- **EXERCISE AIM**
Copy the material word for word, from its first line through the line containing "sphere (1073, 869, 1086, 882)", with both of those lines included.

- **RECORDED DATA**

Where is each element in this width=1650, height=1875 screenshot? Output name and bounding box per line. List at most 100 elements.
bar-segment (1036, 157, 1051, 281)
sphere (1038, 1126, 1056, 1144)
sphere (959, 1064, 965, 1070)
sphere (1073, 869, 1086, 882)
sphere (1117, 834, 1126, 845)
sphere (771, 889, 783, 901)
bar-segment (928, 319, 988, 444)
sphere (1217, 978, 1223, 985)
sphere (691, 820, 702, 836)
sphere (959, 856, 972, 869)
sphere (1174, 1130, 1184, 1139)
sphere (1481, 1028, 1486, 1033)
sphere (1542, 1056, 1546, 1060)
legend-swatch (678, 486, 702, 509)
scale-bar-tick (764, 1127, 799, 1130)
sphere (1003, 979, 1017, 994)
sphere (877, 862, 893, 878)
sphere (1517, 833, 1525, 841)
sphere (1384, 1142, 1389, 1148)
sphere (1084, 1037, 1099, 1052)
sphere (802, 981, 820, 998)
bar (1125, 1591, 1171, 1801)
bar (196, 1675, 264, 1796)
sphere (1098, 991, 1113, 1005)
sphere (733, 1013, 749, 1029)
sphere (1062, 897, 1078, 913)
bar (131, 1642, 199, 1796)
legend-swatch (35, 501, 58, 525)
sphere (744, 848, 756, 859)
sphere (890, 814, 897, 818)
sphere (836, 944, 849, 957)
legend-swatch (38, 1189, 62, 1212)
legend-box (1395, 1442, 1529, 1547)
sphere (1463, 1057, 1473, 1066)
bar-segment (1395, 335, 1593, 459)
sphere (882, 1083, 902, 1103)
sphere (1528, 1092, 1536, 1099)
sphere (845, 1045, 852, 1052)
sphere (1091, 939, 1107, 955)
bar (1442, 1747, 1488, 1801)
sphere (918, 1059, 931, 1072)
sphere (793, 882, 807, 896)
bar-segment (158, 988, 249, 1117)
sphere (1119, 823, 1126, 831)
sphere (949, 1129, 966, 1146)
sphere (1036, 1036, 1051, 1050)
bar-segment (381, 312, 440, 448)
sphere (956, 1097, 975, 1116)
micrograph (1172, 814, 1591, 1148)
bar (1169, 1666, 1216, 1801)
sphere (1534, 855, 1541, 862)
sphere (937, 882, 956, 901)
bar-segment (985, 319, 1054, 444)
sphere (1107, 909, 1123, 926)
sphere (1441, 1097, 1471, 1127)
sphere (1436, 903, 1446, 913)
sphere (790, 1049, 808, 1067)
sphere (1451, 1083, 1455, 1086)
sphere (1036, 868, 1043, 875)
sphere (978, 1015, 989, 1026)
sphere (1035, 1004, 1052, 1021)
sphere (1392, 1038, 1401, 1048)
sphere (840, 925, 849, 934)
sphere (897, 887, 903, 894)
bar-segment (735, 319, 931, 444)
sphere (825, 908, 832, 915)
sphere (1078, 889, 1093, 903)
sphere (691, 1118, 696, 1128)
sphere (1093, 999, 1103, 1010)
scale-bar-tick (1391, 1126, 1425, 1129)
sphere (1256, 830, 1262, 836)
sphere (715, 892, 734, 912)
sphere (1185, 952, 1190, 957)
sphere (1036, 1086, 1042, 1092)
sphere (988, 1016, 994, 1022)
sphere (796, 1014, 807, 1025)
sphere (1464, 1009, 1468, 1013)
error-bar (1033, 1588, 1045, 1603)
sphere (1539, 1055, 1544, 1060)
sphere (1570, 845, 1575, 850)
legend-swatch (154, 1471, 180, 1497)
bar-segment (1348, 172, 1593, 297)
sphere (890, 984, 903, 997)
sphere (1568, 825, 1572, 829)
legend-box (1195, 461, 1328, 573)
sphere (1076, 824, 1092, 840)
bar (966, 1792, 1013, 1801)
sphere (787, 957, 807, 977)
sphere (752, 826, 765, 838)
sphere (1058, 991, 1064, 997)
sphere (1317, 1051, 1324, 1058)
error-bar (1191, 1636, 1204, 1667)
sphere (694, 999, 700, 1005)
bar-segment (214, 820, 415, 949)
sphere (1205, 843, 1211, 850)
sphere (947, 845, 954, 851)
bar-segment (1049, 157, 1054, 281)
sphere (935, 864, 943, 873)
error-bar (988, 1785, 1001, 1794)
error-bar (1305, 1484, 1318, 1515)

- **EXERCISE OUTPUT**
Where is each element in this width=1650, height=1875 screenshot? Output name and bounding box per line. List at most 100 elements.
bar-segment (1036, 157, 1051, 281)
sphere (1038, 1126, 1056, 1144)
sphere (959, 1064, 965, 1070)
sphere (1073, 869, 1086, 882)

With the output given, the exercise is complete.